• WHAT THIS TASK INVOLVES: Reproduce the records below exactly, leaving out any pictures.

Stored items from a collection:
>> Start

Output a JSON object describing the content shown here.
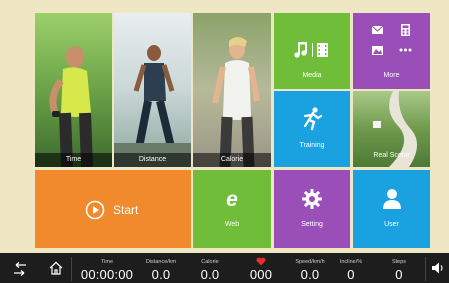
{
  "tiles": {
    "time": "Time",
    "distance": "Distance",
    "calorie": "Calorie",
    "media": "Media",
    "more": "More",
    "training": "Training",
    "real_scene": "Real Scene",
    "start": "Start",
    "web": "Web",
    "setting": "Setting",
    "user": "User"
  },
  "colors": {
    "background": "#efe6c4",
    "start": "#f08a2c",
    "green": "#6fbd38",
    "purple": "#9a4fb8",
    "blue": "#1aa1df",
    "bar": "#1d1d1d",
    "heart": "#e03030"
  },
  "icons": [
    "back-arrow-icon",
    "home-icon",
    "music-icon",
    "film-icon",
    "mail-icon",
    "calculator-icon",
    "image-icon",
    "ellipsis-icon",
    "runner-icon",
    "play-circle-icon",
    "browser-e-icon",
    "gear-icon",
    "user-icon",
    "heart-icon",
    "speaker-icon"
  ],
  "status": {
    "time_label": "Time",
    "time_value": "00:00:00",
    "distance_label": "Distance/km",
    "distance_value": "0.0",
    "calorie_label": "Calorie",
    "calorie_value": "0.0",
    "heart_value": "000",
    "speed_label": "Speed/km/h",
    "speed_value": "0.0",
    "incline_label": "Incline/%",
    "incline_value": "0",
    "steps_label": "Steps",
    "steps_value": "0"
  }
}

>> End

• RESULT:
Output a JSON object describing the content shown here.
{
  "tiles": {
    "time": "Time",
    "distance": "Distance",
    "calorie": "Calorie",
    "media": "Media",
    "more": "More",
    "training": "Training",
    "real_scene": "Real Scene",
    "start": "Start",
    "web": "Web",
    "setting": "Setting",
    "user": "User"
  },
  "colors": {
    "background": "#efe6c4",
    "start": "#f08a2c",
    "green": "#6fbd38",
    "purple": "#9a4fb8",
    "blue": "#1aa1df",
    "bar": "#1d1d1d",
    "heart": "#e03030"
  },
  "icons": [
    "back-arrow-icon",
    "home-icon",
    "music-icon",
    "film-icon",
    "mail-icon",
    "calculator-icon",
    "image-icon",
    "ellipsis-icon",
    "runner-icon",
    "play-circle-icon",
    "browser-e-icon",
    "gear-icon",
    "user-icon",
    "heart-icon",
    "speaker-icon"
  ],
  "status": {
    "time_label": "Time",
    "time_value": "00:00:00",
    "distance_label": "Distance/km",
    "distance_value": "0.0",
    "calorie_label": "Calorie",
    "calorie_value": "0.0",
    "heart_value": "000",
    "speed_label": "Speed/km/h",
    "speed_value": "0.0",
    "incline_label": "Incline/%",
    "incline_value": "0",
    "steps_label": "Steps",
    "steps_value": "0"
  }
}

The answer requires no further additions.